[Saved entries]
** Start **

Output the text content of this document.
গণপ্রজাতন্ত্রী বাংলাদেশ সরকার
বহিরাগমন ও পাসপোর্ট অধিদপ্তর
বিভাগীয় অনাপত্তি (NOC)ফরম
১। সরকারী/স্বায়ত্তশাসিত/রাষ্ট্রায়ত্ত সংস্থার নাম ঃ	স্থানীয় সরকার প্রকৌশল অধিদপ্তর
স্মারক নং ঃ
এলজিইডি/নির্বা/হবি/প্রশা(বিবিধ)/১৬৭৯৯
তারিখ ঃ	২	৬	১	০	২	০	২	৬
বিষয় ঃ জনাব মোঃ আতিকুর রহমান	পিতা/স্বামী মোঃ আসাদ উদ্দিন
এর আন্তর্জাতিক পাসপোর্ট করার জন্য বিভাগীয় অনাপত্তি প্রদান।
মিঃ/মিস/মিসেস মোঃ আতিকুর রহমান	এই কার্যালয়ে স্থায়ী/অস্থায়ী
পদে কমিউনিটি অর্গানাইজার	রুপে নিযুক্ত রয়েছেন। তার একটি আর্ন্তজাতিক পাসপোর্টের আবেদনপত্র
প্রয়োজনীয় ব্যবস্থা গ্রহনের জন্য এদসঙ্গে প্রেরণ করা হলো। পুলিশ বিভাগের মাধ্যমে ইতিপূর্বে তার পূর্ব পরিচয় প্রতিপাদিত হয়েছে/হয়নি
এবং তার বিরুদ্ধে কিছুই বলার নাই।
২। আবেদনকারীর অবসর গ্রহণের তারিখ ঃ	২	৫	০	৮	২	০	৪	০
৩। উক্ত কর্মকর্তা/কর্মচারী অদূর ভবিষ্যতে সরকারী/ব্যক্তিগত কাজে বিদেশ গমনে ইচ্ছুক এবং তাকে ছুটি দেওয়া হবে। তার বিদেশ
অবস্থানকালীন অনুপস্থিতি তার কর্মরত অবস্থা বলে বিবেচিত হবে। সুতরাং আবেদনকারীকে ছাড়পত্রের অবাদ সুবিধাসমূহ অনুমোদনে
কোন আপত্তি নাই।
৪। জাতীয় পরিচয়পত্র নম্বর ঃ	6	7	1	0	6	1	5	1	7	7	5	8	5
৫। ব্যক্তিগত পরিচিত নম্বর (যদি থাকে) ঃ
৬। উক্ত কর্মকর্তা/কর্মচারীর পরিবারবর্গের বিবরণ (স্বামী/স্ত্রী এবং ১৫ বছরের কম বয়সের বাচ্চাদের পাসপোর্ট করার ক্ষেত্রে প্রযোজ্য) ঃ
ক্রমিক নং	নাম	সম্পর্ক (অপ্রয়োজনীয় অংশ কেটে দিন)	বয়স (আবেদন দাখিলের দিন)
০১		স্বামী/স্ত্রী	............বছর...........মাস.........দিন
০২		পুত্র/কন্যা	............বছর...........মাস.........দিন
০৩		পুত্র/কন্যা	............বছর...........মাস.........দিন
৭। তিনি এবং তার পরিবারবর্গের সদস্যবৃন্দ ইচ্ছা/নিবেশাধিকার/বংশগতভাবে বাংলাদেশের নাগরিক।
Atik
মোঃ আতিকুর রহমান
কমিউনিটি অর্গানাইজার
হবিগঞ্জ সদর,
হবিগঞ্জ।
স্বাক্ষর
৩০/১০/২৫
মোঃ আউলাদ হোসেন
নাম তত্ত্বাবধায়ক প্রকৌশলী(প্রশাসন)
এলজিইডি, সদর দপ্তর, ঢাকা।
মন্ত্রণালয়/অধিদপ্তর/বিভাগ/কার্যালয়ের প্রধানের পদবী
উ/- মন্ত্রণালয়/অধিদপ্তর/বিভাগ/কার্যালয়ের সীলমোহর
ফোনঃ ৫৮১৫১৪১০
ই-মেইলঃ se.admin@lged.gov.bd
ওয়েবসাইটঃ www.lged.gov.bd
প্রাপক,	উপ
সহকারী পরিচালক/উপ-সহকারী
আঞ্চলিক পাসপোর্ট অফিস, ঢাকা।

** End **

*TASK*.
In the listing above, locate each line with "lged" and copy it.

*SOLUTION*.
ই-মেইলঃ se.admin@lged.gov.bd
ওয়েবসাইটঃ www.lged.gov.bd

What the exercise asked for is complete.